• EXERCISE AIM
Restate every entry word for word.

+-------+

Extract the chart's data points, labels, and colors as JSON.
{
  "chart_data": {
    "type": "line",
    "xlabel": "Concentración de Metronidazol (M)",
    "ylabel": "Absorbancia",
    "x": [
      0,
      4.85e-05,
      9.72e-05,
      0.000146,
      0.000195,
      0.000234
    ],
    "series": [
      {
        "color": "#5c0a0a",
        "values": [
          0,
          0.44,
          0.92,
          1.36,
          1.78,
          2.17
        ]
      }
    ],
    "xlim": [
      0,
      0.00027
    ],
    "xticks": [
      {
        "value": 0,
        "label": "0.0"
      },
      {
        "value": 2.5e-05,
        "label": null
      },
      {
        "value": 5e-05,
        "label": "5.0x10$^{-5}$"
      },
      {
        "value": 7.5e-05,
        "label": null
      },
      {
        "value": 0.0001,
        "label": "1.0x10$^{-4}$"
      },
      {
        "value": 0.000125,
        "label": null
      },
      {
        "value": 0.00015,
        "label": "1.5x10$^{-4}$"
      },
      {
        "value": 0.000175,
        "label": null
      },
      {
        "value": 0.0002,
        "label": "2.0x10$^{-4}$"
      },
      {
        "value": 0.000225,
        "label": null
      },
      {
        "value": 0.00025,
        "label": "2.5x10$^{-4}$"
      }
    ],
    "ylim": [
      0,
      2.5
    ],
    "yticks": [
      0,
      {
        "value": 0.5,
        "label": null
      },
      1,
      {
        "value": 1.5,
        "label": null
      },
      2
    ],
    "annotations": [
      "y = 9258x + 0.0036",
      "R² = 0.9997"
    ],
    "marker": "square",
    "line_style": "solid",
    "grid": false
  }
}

+-------+

• COMPLETE OUTPUT
Extract the chart's data points, labels, and colors as JSON.
{
  "chart_data": {
    "type": "line",
    "xlabel": "Concentración de Metronidazol (M)",
    "ylabel": "Absorbancia",
    "x": [
      0,
      4.85e-05,
      9.72e-05,
      0.000146,
      0.000195,
      0.000234
    ],
    "series": [
      {
        "color": "#5c0a0a",
        "values": [
          0,
          0.44,
          0.92,
          1.36,
          1.78,
          2.17
        ]
      }
    ],
    "xlim": [
      0,
      0.00027
    ],
    "xticks": [
      {
        "value": 0,
        "label": "0.0"
      },
      {
        "value": 2.5e-05,
        "label": null
      },
      {
        "value": 5e-05,
        "label": "5.0x10$^{-5}$"
      },
      {
        "value": 7.5e-05,
        "label": null
      },
      {
        "value": 0.0001,
        "label": "1.0x10$^{-4}$"
      },
      {
        "value": 0.000125,
        "label": null
      },
      {
        "value": 0.00015,
        "label": "1.5x10$^{-4}$"
      },
      {
        "value": 0.000175,
        "label": null
      },
      {
        "value": 0.0002,
        "label": "2.0x10$^{-4}$"
      },
      {
        "value": 0.000225,
        "label": null
      },
      {
        "value": 0.00025,
        "label": "2.5x10$^{-4}$"
      }
    ],
    "ylim": [
      0,
      2.5
    ],
    "yticks": [
      0,
      {
        "value": 0.5,
        "label": null
      },
      1,
      {
        "value": 1.5,
        "label": null
      },
      2
    ],
    "annotations": [
      "y = 9258x + 0.0036",
      "R² = 0.9997"
    ],
    "marker": "square",
    "line_style": "solid",
    "grid": false
  }
}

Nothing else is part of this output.